Given instruction — Extract every line of the material below and reproduce it faithfully.

Exercise input —
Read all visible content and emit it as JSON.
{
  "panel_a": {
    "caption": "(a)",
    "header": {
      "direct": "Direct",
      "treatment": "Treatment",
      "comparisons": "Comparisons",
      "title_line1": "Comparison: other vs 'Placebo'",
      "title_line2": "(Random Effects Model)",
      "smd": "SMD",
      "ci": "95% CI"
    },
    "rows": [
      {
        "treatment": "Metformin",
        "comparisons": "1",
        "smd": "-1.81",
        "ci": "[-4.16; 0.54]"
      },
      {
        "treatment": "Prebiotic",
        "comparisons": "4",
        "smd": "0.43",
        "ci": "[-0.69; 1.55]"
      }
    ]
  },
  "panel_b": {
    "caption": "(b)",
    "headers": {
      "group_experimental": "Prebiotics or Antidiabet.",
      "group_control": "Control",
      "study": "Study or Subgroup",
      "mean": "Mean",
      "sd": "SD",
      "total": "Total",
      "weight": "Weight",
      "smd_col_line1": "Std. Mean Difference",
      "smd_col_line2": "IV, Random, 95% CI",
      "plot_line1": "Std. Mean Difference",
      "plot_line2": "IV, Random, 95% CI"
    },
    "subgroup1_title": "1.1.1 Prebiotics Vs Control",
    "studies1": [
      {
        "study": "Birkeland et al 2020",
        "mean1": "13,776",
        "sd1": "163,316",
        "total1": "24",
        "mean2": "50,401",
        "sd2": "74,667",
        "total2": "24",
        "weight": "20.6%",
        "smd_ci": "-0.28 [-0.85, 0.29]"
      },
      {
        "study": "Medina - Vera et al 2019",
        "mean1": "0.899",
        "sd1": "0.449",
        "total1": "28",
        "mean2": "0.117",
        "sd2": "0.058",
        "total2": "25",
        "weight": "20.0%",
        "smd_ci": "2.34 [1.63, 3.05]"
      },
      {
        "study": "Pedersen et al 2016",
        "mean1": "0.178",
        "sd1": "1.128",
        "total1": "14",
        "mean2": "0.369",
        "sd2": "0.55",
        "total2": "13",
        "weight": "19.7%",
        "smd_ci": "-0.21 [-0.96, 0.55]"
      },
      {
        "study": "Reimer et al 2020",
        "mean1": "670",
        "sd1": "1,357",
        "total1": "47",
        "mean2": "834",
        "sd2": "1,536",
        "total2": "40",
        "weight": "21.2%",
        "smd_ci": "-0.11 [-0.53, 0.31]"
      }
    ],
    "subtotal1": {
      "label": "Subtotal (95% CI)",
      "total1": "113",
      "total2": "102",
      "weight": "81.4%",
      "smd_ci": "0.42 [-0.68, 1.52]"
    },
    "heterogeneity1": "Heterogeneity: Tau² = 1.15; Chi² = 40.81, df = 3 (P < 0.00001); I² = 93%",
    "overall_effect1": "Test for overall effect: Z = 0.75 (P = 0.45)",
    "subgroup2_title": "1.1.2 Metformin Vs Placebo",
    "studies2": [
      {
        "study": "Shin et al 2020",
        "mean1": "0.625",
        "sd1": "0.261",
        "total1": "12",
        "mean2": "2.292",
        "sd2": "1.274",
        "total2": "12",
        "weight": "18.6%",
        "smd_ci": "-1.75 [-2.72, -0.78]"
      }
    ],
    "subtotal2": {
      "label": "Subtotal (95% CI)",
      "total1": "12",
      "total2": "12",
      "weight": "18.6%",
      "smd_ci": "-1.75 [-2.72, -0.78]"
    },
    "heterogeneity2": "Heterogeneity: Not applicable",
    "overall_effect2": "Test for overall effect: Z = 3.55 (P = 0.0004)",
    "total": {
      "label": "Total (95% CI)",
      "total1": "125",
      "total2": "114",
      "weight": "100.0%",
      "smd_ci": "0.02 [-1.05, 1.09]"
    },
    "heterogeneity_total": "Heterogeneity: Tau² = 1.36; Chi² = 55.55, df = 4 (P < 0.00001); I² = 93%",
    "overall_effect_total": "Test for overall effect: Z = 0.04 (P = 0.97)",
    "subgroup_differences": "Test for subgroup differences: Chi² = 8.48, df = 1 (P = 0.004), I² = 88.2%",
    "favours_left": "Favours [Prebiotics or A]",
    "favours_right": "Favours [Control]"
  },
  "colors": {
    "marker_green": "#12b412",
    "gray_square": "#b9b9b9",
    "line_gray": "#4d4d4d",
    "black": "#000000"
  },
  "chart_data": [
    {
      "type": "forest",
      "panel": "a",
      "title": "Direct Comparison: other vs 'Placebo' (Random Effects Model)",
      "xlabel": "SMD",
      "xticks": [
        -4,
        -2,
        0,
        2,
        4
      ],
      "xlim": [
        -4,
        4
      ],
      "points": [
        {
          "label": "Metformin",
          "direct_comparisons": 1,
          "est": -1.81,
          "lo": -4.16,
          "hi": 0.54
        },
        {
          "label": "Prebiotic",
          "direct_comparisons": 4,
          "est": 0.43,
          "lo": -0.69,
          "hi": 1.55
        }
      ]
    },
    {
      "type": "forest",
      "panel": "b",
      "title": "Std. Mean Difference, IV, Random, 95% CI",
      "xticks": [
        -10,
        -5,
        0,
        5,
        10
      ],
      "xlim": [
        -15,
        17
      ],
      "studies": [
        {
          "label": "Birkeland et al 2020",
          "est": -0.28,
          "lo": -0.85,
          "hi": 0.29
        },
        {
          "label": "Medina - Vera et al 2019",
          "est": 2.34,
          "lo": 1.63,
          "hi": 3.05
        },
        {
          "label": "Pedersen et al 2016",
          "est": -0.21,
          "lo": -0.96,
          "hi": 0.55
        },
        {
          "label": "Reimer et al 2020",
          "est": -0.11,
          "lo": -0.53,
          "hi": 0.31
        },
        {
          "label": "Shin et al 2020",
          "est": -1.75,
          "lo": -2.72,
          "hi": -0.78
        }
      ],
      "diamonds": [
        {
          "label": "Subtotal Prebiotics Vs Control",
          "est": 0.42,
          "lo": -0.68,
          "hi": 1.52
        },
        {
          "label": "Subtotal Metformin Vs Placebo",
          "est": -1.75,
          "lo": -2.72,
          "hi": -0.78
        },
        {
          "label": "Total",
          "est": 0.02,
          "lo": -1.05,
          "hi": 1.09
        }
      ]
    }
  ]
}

Task solution —
Read all visible content and emit it as JSON.
{
  "panel_a": {
    "caption": "(a)",
    "header": {
      "direct": "Direct",
      "treatment": "Treatment",
      "comparisons": "Comparisons",
      "title_line1": "Comparison: other vs 'Placebo'",
      "title_line2": "(Random Effects Model)",
      "smd": "SMD",
      "ci": "95% CI"
    },
    "rows": [
      {
        "treatment": "Metformin",
        "comparisons": "1",
        "smd": "-1.81",
        "ci": "[-4.16; 0.54]"
      },
      {
        "treatment": "Prebiotic",
        "comparisons": "4",
        "smd": "0.43",
        "ci": "[-0.69; 1.55]"
      }
    ]
  },
  "panel_b": {
    "caption": "(b)",
    "headers": {
      "group_experimental": "Prebiotics or Antidiabet.",
      "group_control": "Control",
      "study": "Study or Subgroup",
      "mean": "Mean",
      "sd": "SD",
      "total": "Total",
      "weight": "Weight",
      "smd_col_line1": "Std. Mean Difference",
      "smd_col_line2": "IV, Random, 95% CI",
      "plot_line1": "Std. Mean Difference",
      "plot_line2": "IV, Random, 95% CI"
    },
    "subgroup1_title": "1.1.1 Prebiotics Vs Control",
    "studies1": [
      {
        "study": "Birkeland et al 2020",
        "mean1": "13,776",
        "sd1": "163,316",
        "total1": "24",
        "mean2": "50,401",
        "sd2": "74,667",
        "total2": "24",
        "weight": "20.6%",
        "smd_ci": "-0.28 [-0.85, 0.29]"
      },
      {
        "study": "Medina - Vera et al 2019",
        "mean1": "0.899",
        "sd1": "0.449",
        "total1": "28",
        "mean2": "0.117",
        "sd2": "0.058",
        "total2": "25",
        "weight": "20.0%",
        "smd_ci": "2.34 [1.63, 3.05]"
      },
      {
        "study": "Pedersen et al 2016",
        "mean1": "0.178",
        "sd1": "1.128",
        "total1": "14",
        "mean2": "0.369",
        "sd2": "0.55",
        "total2": "13",
        "weight": "19.7%",
        "smd_ci": "-0.21 [-0.96, 0.55]"
      },
      {
        "study": "Reimer et al 2020",
        "mean1": "670",
        "sd1": "1,357",
        "total1": "47",
        "mean2": "834",
        "sd2": "1,536",
        "total2": "40",
        "weight": "21.2%",
        "smd_ci": "-0.11 [-0.53, 0.31]"
      }
    ],
    "subtotal1": {
      "label": "Subtotal (95% CI)",
      "total1": "113",
      "total2": "102",
      "weight": "81.4%",
      "smd_ci": "0.42 [-0.68, 1.52]"
    },
    "heterogeneity1": "Heterogeneity: Tau² = 1.15; Chi² = 40.81, df = 3 (P < 0.00001); I² = 93%",
    "overall_effect1": "Test for overall effect: Z = 0.75 (P = 0.45)",
    "subgroup2_title": "1.1.2 Metformin Vs Placebo",
    "studies2": [
      {
        "study": "Shin et al 2020",
        "mean1": "0.625",
        "sd1": "0.261",
        "total1": "12",
        "mean2": "2.292",
        "sd2": "1.274",
        "total2": "12",
        "weight": "18.6%",
        "smd_ci": "-1.75 [-2.72, -0.78]"
      }
    ],
    "subtotal2": {
      "label": "Subtotal (95% CI)",
      "total1": "12",
      "total2": "12",
      "weight": "18.6%",
      "smd_ci": "-1.75 [-2.72, -0.78]"
    },
    "heterogeneity2": "Heterogeneity: Not applicable",
    "overall_effect2": "Test for overall effect: Z = 3.55 (P = 0.0004)",
    "total": {
      "label": "Total (95% CI)",
      "total1": "125",
      "total2": "114",
      "weight": "100.0%",
      "smd_ci": "0.02 [-1.05, 1.09]"
    },
    "heterogeneity_total": "Heterogeneity: Tau² = 1.36; Chi² = 55.55, df = 4 (P < 0.00001); I² = 93%",
    "overall_effect_total": "Test for overall effect: Z = 0.04 (P = 0.97)",
    "subgroup_differences": "Test for subgroup differences: Chi² = 8.48, df = 1 (P = 0.004), I² = 88.2%",
    "favours_left": "Favours [Prebiotics or A]",
    "favours_right": "Favours [Control]"
  },
  "colors": {
    "marker_green": "#12b412",
    "gray_square": "#b9b9b9",
    "line_gray": "#4d4d4d",
    "black": "#000000"
  },
  "chart_data": [
    {
      "type": "forest",
      "panel": "a",
      "title": "Direct Comparison: other vs 'Placebo' (Random Effects Model)",
      "xlabel": "SMD",
      "xticks": [
        -4,
        -2,
        0,
        2,
        4
      ],
      "xlim": [
        -4,
        4
      ],
      "points": [
        {
          "label": "Metformin",
          "direct_comparisons": 1,
          "est": -1.81,
          "lo": -4.16,
          "hi": 0.54
        },
        {
          "label": "Prebiotic",
          "direct_comparisons": 4,
          "est": 0.43,
          "lo": -0.69,
          "hi": 1.55
        }
      ]
    },
    {
      "type": "forest",
      "panel": "b",
      "title": "Std. Mean Difference, IV, Random, 95% CI",
      "xticks": [
        -10,
        -5,
        0,
        5,
        10
      ],
      "xlim": [
        -15,
        17
      ],
      "studies": [
        {
          "label": "Birkeland et al 2020",
          "est": -0.28,
          "lo": -0.85,
          "hi": 0.29
        },
        {
          "label": "Medina - Vera et al 2019",
          "est": 2.34,
          "lo": 1.63,
          "hi": 3.05
        },
        {
          "label": "Pedersen et al 2016",
          "est": -0.21,
          "lo": -0.96,
          "hi": 0.55
        },
        {
          "label": "Reimer et al 2020",
          "est": -0.11,
          "lo": -0.53,
          "hi": 0.31
        },
        {
          "label": "Shin et al 2020",
          "est": -1.75,
          "lo": -2.72,
          "hi": -0.78
        }
      ],
      "diamonds": [
        {
          "label": "Subtotal Prebiotics Vs Control",
          "est": 0.42,
          "lo": -0.68,
          "hi": 1.52
        },
        {
          "label": "Subtotal Metformin Vs Placebo",
          "est": -1.75,
          "lo": -2.72,
          "hi": -0.78
        },
        {
          "label": "Total",
          "est": 0.02,
          "lo": -1.05,
          "hi": 1.09
        }
      ]
    }
  ]
}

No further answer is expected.